Filter this material down to the lines that hold "locales", copying each one.

(Data records)
::::::::::
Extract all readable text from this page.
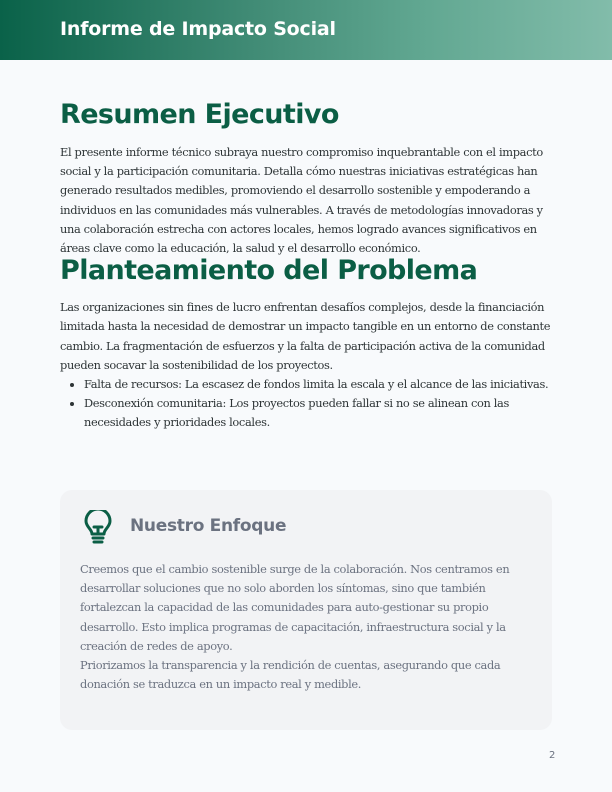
Informe de Impacto Social
Resumen Ejecutivo

El presente informe técnico subraya nuestro compromiso inquebrantable con el impacto social y la participación comunitaria. Detalla cómo nuestras iniciativas estratégicas han generado resultados medibles, promoviendo el desarrollo sostenible y empoderando a individuos en las comunidades más vulnerables. A través de metodologías innovadoras y una colaboración estrecha con actores locales, hemos logrado avances significativos en áreas clave como la educación, la salud y el desarrollo económico.

Planteamiento del Problema

Las organizaciones sin fines de lucro enfrentan desafíos complejos, desde la financiación limitada hasta la necesidad de demostrar un impacto tangible en un entorno de constante cambio. La fragmentación de esfuerzos y la falta de participación activa de la comunidad pueden socavar la sostenibilidad de los proyectos.

Falta de recursos: La escasez de fondos limita la escala y el alcance de las iniciativas.
Desconexión comunitaria: Los proyectos pueden fallar si no se alinean con las necesidades y prioridades locales.
Nuestro Enfoque

Creemos que el cambio sostenible surge de la colaboración. Nos centramos en desarrollar soluciones que no solo aborden los síntomas, sino que también fortalezcan la capacidad de las comunidades para auto-gestionar su propio desarrollo. Esto implica programas de capacitación, infraestructura social y la creación de redes de apoyo.

Priorizamos la transparencia y la rendición de cuentas, asegurando que cada donación se traduzca en un impacto real y medible.

2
::::::::::
## Task result
El presente informe técnico subraya nuestro compromiso inquebrantable con el impacto social y la participación comunitaria. Detalla cómo nuestras iniciativas estratégicas han generado resultados medibles, promoviendo el desarrollo sostenible y empoderando a individuos en las comunidades más vulnerables. A través de metodologías innovadoras y una colaboración estrecha con actores locales, hemos logrado avances significativos en áreas clave como la educación, la salud y el desarrollo económico.
Desconexión comunitaria: Los proyectos pueden fallar si no se alinean con las necesidades y prioridades locales.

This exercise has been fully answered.